━━━ Extracted text
This article was first published by Michael Janda on 3rd Oct 2016 via abc.net.au | Image: The current Sydney and Melbourne boom has lasted longer than the early 2000s. 774 ABC Melbourne: Simon Leo Brown
Home prices continue to rise strongly, with Melbourne taking the lead in growth over Sydney during the September quarter.
Melbourne posted quarterly home price growth of 5 per cent, boosted by a 2.3 per cent rise during the month of September.
Sydney still recorded strong price increases of 3.5 per cent over the quarter, but only 0.8 per cent last month.
On an annual basis, Sydney’s 10.2 per cent price growth is still the nation’s strongest, but Melbourne is closing in at 9 per cent.
CoreLogic’s head of Asia-Pacific research Tim Lawless said affordability constraints are becoming significant in Sydney, in particular.
━━━━━━
- _Your assignment_:
Carry on the article about Sydney and Melbourne home prices from its last sentence. The records have nothing to do with this.
━━━ Entries shown
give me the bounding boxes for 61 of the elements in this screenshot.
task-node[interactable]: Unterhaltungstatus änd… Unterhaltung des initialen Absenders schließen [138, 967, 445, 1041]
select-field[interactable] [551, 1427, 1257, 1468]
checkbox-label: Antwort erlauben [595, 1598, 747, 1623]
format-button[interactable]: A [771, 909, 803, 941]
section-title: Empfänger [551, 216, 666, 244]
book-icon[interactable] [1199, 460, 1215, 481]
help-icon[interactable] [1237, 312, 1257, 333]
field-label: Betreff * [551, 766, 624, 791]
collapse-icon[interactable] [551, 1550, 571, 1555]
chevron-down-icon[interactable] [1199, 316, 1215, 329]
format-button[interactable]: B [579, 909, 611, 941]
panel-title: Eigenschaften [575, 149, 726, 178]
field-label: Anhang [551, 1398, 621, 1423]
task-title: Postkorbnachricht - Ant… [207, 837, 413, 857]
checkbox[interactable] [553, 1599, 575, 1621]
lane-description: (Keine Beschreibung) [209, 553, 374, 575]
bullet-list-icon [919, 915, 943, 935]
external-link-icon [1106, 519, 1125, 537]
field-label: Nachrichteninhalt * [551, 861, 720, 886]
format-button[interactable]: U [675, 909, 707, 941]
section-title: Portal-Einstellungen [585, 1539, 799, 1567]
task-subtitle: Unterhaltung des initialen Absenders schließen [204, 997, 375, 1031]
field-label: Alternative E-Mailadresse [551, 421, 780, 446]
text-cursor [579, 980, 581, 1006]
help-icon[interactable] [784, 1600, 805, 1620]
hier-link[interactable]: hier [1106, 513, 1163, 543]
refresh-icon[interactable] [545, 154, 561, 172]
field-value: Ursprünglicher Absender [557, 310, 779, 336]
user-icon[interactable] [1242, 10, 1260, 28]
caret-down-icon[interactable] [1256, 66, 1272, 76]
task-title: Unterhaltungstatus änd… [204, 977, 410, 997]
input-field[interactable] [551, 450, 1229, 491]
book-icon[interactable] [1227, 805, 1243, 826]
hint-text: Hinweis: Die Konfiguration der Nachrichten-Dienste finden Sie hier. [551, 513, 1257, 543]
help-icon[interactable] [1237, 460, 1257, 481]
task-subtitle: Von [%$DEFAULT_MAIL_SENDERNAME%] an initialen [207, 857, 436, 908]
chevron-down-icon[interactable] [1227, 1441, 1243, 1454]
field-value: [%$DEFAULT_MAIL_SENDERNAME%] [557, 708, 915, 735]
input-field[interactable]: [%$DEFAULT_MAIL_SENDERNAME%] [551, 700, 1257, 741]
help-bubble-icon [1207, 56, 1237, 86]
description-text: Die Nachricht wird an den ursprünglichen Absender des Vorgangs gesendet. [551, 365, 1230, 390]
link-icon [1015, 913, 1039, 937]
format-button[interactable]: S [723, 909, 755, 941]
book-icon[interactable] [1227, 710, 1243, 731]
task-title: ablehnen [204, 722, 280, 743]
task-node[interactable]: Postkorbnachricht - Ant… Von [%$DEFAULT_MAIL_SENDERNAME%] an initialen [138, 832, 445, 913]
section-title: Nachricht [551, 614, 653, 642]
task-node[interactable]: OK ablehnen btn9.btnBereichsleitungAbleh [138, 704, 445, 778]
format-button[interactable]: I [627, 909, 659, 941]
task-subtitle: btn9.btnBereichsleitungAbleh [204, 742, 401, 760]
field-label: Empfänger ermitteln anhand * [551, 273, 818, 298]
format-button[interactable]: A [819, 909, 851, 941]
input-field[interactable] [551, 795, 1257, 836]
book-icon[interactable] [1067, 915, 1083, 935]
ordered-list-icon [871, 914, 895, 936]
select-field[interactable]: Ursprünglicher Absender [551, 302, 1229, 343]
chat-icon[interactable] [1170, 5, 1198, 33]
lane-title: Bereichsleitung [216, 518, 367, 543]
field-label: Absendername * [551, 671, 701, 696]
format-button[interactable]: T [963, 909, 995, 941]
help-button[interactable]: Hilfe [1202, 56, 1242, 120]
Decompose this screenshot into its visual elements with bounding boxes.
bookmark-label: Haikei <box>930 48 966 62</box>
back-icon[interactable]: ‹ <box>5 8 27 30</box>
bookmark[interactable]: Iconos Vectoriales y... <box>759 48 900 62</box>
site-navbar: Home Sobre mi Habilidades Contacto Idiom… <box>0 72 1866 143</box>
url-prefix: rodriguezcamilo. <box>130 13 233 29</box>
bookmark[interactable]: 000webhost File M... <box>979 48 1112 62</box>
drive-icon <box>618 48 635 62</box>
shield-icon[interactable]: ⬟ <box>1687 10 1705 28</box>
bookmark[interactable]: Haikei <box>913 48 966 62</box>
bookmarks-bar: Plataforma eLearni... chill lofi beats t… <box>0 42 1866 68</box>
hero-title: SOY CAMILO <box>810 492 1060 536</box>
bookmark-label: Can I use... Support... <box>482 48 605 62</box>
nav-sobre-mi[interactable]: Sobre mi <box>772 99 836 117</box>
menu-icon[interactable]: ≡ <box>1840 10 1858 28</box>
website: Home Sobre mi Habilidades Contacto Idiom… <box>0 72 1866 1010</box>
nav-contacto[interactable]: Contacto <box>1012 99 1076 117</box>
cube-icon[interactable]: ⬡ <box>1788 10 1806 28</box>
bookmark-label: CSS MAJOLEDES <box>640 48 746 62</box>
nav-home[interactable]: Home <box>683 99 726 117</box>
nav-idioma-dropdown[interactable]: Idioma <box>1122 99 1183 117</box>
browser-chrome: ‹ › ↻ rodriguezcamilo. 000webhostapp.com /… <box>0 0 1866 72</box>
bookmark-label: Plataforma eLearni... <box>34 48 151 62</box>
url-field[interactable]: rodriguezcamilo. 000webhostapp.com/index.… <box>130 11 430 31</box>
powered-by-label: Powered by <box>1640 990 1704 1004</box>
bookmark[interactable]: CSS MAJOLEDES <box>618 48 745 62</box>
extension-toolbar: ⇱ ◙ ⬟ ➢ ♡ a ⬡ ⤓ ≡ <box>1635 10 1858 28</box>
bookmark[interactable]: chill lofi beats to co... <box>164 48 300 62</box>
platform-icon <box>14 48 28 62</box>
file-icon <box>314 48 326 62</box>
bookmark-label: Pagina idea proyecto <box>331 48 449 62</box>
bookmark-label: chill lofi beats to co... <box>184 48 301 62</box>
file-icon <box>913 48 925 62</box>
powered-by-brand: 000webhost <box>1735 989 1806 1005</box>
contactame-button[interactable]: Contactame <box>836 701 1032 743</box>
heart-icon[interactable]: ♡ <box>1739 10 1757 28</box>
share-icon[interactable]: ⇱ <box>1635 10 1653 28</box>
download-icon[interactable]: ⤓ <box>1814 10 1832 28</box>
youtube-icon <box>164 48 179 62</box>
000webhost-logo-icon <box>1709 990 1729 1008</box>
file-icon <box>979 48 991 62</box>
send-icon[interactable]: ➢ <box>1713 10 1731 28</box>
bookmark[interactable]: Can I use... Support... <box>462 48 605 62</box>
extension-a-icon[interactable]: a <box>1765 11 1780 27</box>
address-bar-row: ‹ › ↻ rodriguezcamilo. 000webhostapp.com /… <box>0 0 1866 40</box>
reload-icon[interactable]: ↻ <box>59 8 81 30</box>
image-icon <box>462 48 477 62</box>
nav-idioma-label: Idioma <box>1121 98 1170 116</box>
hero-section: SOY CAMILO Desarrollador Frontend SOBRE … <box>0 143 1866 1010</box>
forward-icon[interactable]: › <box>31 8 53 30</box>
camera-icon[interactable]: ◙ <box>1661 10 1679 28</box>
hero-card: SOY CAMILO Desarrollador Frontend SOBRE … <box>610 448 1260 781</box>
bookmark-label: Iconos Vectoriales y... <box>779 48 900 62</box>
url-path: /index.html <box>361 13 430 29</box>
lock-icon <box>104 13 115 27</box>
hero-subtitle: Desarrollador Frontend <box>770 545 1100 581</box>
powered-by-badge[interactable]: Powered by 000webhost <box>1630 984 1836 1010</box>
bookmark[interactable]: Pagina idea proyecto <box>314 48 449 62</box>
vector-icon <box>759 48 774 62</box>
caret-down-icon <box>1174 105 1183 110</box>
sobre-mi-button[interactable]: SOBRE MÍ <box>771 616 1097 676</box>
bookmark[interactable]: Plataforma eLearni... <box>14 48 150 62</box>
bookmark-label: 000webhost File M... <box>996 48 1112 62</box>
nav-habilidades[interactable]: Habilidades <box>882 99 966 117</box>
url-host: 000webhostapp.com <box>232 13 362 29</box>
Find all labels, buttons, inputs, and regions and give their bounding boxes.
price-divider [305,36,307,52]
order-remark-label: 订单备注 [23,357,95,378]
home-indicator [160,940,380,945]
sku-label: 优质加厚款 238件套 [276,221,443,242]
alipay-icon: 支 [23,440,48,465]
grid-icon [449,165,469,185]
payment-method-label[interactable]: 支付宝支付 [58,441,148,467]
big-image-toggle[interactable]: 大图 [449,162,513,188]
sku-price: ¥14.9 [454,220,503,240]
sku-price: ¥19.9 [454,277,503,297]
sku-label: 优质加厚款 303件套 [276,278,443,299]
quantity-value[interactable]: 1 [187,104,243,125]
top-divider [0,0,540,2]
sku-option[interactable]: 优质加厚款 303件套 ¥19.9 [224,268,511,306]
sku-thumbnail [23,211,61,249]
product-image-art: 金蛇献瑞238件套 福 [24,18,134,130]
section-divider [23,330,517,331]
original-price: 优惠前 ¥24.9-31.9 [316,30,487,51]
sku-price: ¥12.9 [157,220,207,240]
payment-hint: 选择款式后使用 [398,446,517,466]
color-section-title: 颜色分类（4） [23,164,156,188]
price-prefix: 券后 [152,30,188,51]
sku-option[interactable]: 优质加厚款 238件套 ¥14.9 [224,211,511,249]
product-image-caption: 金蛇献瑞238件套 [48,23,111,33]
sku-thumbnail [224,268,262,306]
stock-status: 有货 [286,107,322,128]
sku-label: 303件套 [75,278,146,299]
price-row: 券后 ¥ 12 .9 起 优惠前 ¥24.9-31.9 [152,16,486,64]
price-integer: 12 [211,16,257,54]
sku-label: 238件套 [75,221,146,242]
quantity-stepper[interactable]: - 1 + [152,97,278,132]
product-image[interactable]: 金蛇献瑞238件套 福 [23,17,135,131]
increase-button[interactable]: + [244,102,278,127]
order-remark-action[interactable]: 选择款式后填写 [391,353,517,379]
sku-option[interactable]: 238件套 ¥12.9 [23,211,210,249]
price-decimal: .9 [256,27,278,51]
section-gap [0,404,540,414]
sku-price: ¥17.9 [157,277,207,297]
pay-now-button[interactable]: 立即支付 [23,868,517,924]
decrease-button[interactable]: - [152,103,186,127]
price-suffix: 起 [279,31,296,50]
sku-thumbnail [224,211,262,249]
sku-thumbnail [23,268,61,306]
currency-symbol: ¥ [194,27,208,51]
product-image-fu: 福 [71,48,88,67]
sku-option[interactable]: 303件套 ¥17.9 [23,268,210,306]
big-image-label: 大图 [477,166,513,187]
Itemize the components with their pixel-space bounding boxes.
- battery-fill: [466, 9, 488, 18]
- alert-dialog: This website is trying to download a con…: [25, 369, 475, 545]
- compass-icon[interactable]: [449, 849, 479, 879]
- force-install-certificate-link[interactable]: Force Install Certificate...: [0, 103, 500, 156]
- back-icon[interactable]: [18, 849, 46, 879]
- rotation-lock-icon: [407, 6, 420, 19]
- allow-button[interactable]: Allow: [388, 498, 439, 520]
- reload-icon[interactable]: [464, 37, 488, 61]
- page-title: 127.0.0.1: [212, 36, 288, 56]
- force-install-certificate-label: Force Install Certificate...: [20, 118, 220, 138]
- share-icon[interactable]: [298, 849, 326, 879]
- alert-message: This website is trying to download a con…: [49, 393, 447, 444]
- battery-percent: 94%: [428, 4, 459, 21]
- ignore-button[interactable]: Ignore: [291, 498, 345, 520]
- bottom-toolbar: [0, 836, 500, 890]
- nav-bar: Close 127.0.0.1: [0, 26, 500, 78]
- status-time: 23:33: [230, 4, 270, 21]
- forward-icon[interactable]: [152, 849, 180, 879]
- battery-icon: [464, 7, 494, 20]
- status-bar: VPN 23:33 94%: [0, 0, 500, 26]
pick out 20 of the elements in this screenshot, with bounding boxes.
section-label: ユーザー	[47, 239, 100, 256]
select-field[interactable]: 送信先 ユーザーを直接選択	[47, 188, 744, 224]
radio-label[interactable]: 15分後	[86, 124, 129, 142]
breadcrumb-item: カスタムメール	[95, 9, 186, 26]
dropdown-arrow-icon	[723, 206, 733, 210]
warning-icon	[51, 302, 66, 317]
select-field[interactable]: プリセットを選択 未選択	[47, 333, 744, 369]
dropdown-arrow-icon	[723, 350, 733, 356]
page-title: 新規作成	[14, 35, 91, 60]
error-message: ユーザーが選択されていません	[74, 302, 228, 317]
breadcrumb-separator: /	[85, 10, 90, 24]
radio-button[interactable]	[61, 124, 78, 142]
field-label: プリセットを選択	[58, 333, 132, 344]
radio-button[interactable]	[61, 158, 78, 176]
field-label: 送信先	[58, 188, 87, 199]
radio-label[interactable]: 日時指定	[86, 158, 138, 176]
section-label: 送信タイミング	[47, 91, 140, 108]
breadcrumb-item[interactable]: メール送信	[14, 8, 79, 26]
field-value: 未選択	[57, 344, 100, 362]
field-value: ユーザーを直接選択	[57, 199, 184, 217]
━━━━━━
- _Answer to the problem_:
“Household incomes, typically across New South Wales, are growing at about 4.5 per cent and we’re seeing dwelling values rising at a little bit more than double that pace of growth,” Mr Lawless told ABC News Online.
Mr Lawless said continued home price gains above household income growth are unsustainable.
“You wouldn’t expect this cycle could really last that much longer,” he predicted.
Mr Lawless said there are clear parallels with the property boom of the early 2000s, where Sydney home prices surged between 2000-2004 before levelling off and even dropping afterwards and not recovering until 2009.
“After such a long, and strong, pace of capital gains in this current cycle we would expect there to be a downturn following such strong growth, as we’ve seen after every other growth cycle in the marketplace,” he added.
Canberra (9 per cent) and Hobart (8.7 per cent) are also reporting strong property price inflation, while Adelaide and Brisbane both recorded more moderate growth.
Resources centres hit hard in sell-off
In stark contrast, the resources-driven markets of Perth (-7 per cent) and Darwin (-6 per cent) continued to slide on an annual basis, with no end in sight to the correction.
CoreLogic said both markets have now suffered double-digit falls from their property price peaks.
Tim Lawless said homeowners in these two cities should not expect conditions to improve soon.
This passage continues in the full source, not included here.